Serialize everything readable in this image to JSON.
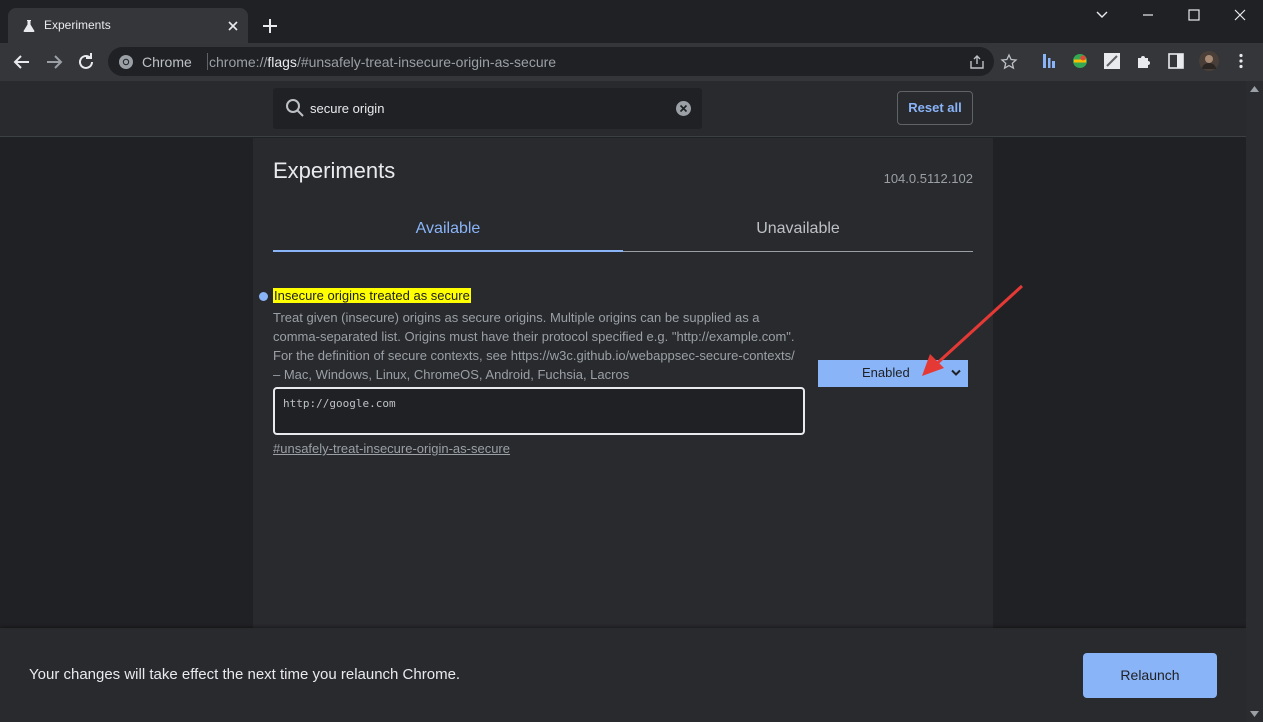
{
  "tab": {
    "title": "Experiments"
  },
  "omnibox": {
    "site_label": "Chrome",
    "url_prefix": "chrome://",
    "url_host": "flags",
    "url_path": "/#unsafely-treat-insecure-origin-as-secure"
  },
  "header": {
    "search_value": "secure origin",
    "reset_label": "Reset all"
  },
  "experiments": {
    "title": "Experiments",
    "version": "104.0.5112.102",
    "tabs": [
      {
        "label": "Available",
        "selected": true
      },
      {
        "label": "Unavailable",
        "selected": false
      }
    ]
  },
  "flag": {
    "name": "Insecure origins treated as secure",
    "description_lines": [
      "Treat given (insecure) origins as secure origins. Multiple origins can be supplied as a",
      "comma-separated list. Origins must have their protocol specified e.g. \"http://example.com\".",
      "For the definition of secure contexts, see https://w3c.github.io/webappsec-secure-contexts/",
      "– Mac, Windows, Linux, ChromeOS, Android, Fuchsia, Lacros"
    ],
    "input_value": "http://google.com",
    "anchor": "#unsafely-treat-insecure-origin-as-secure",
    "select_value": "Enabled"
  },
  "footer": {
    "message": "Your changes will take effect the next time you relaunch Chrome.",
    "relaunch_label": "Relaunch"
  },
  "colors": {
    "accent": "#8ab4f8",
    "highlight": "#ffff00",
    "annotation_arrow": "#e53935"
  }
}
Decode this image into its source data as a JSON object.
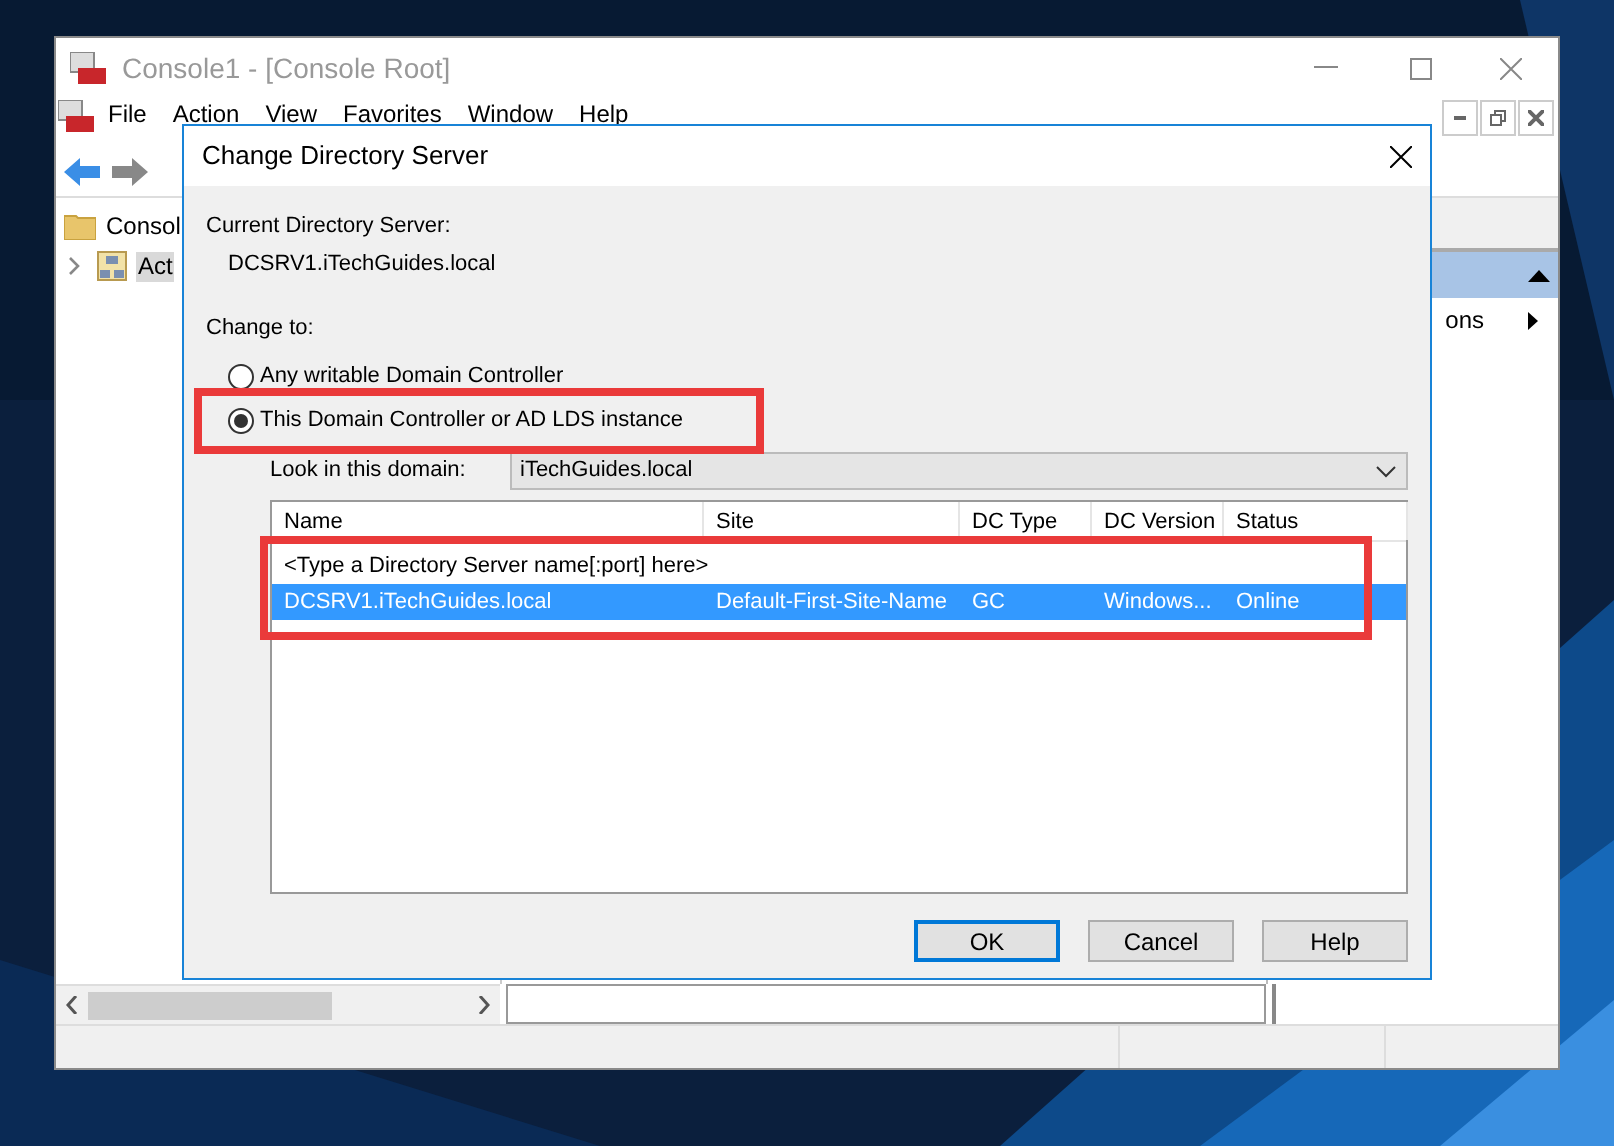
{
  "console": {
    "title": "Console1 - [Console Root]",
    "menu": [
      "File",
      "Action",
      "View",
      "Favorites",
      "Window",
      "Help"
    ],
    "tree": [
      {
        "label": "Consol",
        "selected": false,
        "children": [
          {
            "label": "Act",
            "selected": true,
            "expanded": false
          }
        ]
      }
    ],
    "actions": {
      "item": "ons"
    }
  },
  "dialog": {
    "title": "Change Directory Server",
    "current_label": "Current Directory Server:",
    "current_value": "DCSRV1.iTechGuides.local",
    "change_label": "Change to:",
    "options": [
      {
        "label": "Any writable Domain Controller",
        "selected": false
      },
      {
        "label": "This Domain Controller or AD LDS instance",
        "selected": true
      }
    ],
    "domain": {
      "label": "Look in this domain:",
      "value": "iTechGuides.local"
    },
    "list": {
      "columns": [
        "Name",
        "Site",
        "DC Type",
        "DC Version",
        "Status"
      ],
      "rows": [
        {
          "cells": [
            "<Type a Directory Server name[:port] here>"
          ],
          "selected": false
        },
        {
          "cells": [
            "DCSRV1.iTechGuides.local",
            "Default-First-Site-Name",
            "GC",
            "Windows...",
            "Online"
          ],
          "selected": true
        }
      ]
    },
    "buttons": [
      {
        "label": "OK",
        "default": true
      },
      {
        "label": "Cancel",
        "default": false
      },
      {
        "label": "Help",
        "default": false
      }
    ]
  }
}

--

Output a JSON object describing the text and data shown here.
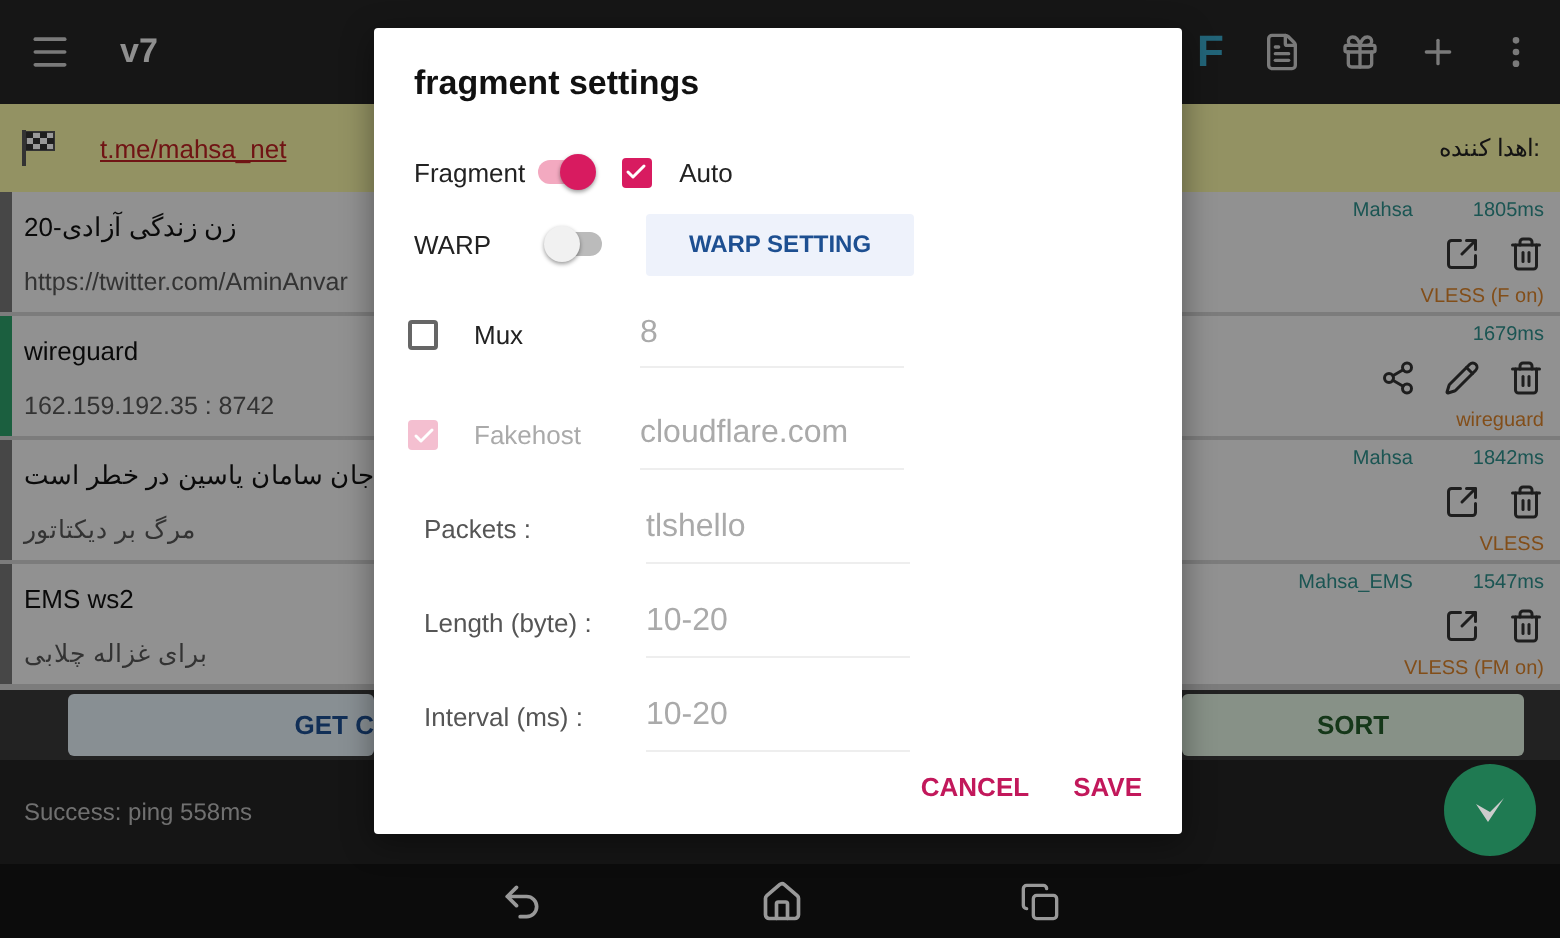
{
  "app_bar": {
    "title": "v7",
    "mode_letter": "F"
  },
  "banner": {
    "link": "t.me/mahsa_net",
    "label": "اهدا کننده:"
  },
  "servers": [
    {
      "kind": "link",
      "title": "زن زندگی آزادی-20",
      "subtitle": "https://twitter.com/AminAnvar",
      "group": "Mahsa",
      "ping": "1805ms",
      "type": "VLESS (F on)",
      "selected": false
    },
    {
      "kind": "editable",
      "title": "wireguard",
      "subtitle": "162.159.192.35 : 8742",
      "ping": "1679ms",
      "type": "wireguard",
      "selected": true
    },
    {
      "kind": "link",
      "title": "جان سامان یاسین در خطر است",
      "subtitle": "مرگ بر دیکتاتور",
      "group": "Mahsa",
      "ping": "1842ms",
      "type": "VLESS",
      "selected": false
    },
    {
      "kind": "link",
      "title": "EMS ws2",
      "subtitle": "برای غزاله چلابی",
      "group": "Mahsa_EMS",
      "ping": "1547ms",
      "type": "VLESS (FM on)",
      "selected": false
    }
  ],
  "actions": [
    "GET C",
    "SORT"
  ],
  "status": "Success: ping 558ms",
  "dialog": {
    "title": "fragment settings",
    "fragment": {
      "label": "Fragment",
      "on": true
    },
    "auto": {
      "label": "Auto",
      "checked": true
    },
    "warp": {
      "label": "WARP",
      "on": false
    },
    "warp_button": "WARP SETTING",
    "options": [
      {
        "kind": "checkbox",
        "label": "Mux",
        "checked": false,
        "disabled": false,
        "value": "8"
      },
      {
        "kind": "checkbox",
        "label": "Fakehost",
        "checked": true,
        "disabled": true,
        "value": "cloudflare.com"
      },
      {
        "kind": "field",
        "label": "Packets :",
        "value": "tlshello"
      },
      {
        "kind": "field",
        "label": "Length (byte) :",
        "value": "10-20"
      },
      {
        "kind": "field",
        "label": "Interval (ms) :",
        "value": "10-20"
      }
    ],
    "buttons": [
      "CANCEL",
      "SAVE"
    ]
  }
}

Brief >>
Write out each line of the data that holds the string "secure".

Result below >>
    "url_path": "/#unsafely-treat-insecure-origin-as-secure"
    "search_value": "secure origin",
    "name": "Insecure origins treated as secure",
      "Treat given (insecure) origins as secure origins. Multiple origins can be supplied as a",
      "For the definition of secure contexts, see https://w3c.github.io/webappsec-secure-contexts/",
    "anchor": "#unsafely-treat-insecure-origin-as-secure",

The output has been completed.